--- start of Listed records ---

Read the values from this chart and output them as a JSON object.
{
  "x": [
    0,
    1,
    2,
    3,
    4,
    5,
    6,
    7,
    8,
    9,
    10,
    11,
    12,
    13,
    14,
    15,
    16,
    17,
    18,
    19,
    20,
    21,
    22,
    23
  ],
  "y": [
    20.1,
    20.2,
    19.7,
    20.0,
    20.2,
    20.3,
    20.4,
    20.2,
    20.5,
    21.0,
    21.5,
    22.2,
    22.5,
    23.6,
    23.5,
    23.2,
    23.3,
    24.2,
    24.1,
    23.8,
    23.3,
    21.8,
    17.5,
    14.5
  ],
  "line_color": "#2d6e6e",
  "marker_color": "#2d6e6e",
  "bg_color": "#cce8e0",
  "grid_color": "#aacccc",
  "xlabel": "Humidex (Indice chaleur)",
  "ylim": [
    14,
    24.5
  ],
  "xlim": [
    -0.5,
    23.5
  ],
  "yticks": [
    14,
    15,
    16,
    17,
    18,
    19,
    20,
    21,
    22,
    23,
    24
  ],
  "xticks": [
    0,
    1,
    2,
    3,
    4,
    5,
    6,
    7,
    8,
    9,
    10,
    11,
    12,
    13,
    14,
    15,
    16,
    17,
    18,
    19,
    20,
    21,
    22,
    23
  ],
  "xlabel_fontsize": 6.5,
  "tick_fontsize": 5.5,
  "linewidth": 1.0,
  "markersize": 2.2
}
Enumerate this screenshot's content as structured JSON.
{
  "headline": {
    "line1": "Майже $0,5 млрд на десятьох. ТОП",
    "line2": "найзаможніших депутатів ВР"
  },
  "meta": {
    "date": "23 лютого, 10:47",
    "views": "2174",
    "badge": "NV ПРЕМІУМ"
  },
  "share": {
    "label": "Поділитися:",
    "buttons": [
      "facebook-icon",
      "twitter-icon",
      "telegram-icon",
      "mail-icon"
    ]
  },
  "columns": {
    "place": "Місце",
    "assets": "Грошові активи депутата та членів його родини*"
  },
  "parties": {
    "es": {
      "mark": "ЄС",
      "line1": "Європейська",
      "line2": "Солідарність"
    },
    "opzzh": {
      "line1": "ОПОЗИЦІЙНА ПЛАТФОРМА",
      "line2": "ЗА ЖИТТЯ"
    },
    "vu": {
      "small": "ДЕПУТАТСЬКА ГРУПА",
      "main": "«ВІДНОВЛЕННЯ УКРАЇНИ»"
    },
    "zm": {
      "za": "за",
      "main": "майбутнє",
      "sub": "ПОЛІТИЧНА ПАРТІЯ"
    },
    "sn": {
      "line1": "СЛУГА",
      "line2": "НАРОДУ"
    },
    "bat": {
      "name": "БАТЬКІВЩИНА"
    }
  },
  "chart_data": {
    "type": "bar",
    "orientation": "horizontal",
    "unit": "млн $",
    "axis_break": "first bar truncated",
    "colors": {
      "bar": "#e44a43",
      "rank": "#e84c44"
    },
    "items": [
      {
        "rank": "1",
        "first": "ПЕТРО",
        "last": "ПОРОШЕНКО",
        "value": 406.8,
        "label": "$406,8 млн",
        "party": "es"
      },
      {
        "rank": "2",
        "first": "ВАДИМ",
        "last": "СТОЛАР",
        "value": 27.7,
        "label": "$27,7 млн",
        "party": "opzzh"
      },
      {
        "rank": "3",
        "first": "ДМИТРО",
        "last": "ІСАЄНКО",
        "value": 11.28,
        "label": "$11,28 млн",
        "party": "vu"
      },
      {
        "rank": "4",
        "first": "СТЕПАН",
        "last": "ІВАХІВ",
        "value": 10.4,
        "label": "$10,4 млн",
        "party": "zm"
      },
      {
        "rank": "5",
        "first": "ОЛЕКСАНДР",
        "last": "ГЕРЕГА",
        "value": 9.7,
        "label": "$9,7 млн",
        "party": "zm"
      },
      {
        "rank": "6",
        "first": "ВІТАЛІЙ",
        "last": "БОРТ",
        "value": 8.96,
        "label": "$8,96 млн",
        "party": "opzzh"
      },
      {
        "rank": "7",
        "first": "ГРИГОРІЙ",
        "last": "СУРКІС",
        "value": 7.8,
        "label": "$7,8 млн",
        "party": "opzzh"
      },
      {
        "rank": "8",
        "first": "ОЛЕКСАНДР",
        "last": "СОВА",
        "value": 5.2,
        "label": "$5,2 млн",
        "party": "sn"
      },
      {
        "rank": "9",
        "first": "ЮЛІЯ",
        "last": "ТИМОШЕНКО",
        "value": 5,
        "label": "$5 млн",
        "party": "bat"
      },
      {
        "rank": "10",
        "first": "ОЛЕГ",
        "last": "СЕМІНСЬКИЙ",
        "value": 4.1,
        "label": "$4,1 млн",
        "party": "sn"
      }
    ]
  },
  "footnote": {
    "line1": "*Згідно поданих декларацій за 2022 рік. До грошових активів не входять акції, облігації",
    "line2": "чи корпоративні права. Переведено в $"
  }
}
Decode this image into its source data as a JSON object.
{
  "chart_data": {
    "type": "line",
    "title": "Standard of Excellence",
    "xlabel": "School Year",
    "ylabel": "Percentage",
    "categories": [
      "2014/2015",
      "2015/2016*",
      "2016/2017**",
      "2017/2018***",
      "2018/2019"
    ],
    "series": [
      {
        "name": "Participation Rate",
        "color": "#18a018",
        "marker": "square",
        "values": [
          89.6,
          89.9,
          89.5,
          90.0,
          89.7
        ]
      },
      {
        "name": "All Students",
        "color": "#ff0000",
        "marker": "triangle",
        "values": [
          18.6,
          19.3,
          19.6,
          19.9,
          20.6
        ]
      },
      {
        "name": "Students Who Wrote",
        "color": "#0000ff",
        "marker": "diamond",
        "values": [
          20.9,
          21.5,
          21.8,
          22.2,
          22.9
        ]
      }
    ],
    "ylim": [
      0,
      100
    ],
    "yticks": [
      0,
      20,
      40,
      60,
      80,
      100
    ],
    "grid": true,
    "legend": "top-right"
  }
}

--- end of Listed records ---

#### [Aim]
Everything in the listing above should be restated exactly.

#### [Response below]
Read the values from this chart and output them as a JSON object.
{
  "x": [
    0,
    1,
    2,
    3,
    4,
    5,
    6,
    7,
    8,
    9,
    10,
    11,
    12,
    13,
    14,
    15,
    16,
    17,
    18,
    19,
    20,
    21,
    22,
    23
  ],
  "y": [
    20.1,
    20.2,
    19.7,
    20.0,
    20.2,
    20.3,
    20.4,
    20.2,
    20.5,
    21.0,
    21.5,
    22.2,
    22.5,
    23.6,
    23.5,
    23.2,
    23.3,
    24.2,
    24.1,
    23.8,
    23.3,
    21.8,
    17.5,
    14.5
  ],
  "line_color": "#2d6e6e",
  "marker_color": "#2d6e6e",
  "bg_color": "#cce8e0",
  "grid_color": "#aacccc",
  "xlabel": "Humidex (Indice chaleur)",
  "ylim": [
    14,
    24.5
  ],
  "xlim": [
    -0.5,
    23.5
  ],
  "yticks": [
    14,
    15,
    16,
    17,
    18,
    19,
    20,
    21,
    22,
    23,
    24
  ],
  "xticks": [
    0,
    1,
    2,
    3,
    4,
    5,
    6,
    7,
    8,
    9,
    10,
    11,
    12,
    13,
    14,
    15,
    16,
    17,
    18,
    19,
    20,
    21,
    22,
    23
  ],
  "xlabel_fontsize": 6.5,
  "tick_fontsize": 5.5,
  "linewidth": 1.0,
  "markersize": 2.2
}
Enumerate this screenshot's content as structured JSON.
{
  "headline": {
    "line1": "Майже $0,5 млрд на десятьох. ТОП",
    "line2": "найзаможніших депутатів ВР"
  },
  "meta": {
    "date": "23 лютого, 10:47",
    "views": "2174",
    "badge": "NV ПРЕМІУМ"
  },
  "share": {
    "label": "Поділитися:",
    "buttons": [
      "facebook-icon",
      "twitter-icon",
      "telegram-icon",
      "mail-icon"
    ]
  },
  "columns": {
    "place": "Місце",
    "assets": "Грошові активи депутата та членів його родини*"
  },
  "parties": {
    "es": {
      "mark": "ЄС",
      "line1": "Європейська",
      "line2": "Солідарність"
    },
    "opzzh": {
      "line1": "ОПОЗИЦІЙНА ПЛАТФОРМА",
      "line2": "ЗА ЖИТТЯ"
    },
    "vu": {
      "small": "ДЕПУТАТСЬКА ГРУПА",
      "main": "«ВІДНОВЛЕННЯ УКРАЇНИ»"
    },
    "zm": {
      "za": "за",
      "main": "майбутнє",
      "sub": "ПОЛІТИЧНА ПАРТІЯ"
    },
    "sn": {
      "line1": "СЛУГА",
      "line2": "НАРОДУ"
    },
    "bat": {
      "name": "БАТЬКІВЩИНА"
    }
  },
  "chart_data": {
    "type": "bar",
    "orientation": "horizontal",
    "unit": "млн $",
    "axis_break": "first bar truncated",
    "colors": {
      "bar": "#e44a43",
      "rank": "#e84c44"
    },
    "items": [
      {
        "rank": "1",
        "first": "ПЕТРО",
        "last": "ПОРОШЕНКО",
        "value": 406.8,
        "label": "$406,8 млн",
        "party": "es"
      },
      {
        "rank": "2",
        "first": "ВАДИМ",
        "last": "СТОЛАР",
        "value": 27.7,
        "label": "$27,7 млн",
        "party": "opzzh"
      },
      {
        "rank": "3",
        "first": "ДМИТРО",
        "last": "ІСАЄНКО",
        "value": 11.28,
        "label": "$11,28 млн",
        "party": "vu"
      },
      {
        "rank": "4",
        "first": "СТЕПАН",
        "last": "ІВАХІВ",
        "value": 10.4,
        "label": "$10,4 млн",
        "party": "zm"
      },
      {
        "rank": "5",
        "first": "ОЛЕКСАНДР",
        "last": "ГЕРЕГА",
        "value": 9.7,
        "label": "$9,7 млн",
        "party": "zm"
      },
      {
        "rank": "6",
        "first": "ВІТАЛІЙ",
        "last": "БОРТ",
        "value": 8.96,
        "label": "$8,96 млн",
        "party": "opzzh"
      },
      {
        "rank": "7",
        "first": "ГРИГОРІЙ",
        "last": "СУРКІС",
        "value": 7.8,
        "label": "$7,8 млн",
        "party": "opzzh"
      },
      {
        "rank": "8",
        "first": "ОЛЕКСАНДР",
        "last": "СОВА",
        "value": 5.2,
        "label": "$5,2 млн",
        "party": "sn"
      },
      {
        "rank": "9",
        "first": "ЮЛІЯ",
        "last": "ТИМОШЕНКО",
        "value": 5,
        "label": "$5 млн",
        "party": "bat"
      },
      {
        "rank": "10",
        "first": "ОЛЕГ",
        "last": "СЕМІНСЬКИЙ",
        "value": 4.1,
        "label": "$4,1 млн",
        "party": "sn"
      }
    ]
  },
  "footnote": {
    "line1": "*Згідно поданих декларацій за 2022 рік. До грошових активів не входять акції, облігації",
    "line2": "чи корпоративні права. Переведено в $"
  }
}
Decode this image into its source data as a JSON object.
{
  "chart_data": {
    "type": "line",
    "title": "Standard of Excellence",
    "xlabel": "School Year",
    "ylabel": "Percentage",
    "categories": [
      "2014/2015",
      "2015/2016*",
      "2016/2017**",
      "2017/2018***",
      "2018/2019"
    ],
    "series": [
      {
        "name": "Participation Rate",
        "color": "#18a018",
        "marker": "square",
        "values": [
          89.6,
          89.9,
          89.5,
          90.0,
          89.7
        ]
      },
      {
        "name": "All Students",
        "color": "#ff0000",
        "marker": "triangle",
        "values": [
          18.6,
          19.3,
          19.6,
          19.9,
          20.6
        ]
      },
      {
        "name": "Students Who Wrote",
        "color": "#0000ff",
        "marker": "diamond",
        "values": [
          20.9,
          21.5,
          21.8,
          22.2,
          22.9
        ]
      }
    ],
    "ylim": [
      0,
      100
    ],
    "yticks": [
      0,
      20,
      40,
      60,
      80,
      100
    ],
    "grid": true,
    "legend": "top-right"
  }
}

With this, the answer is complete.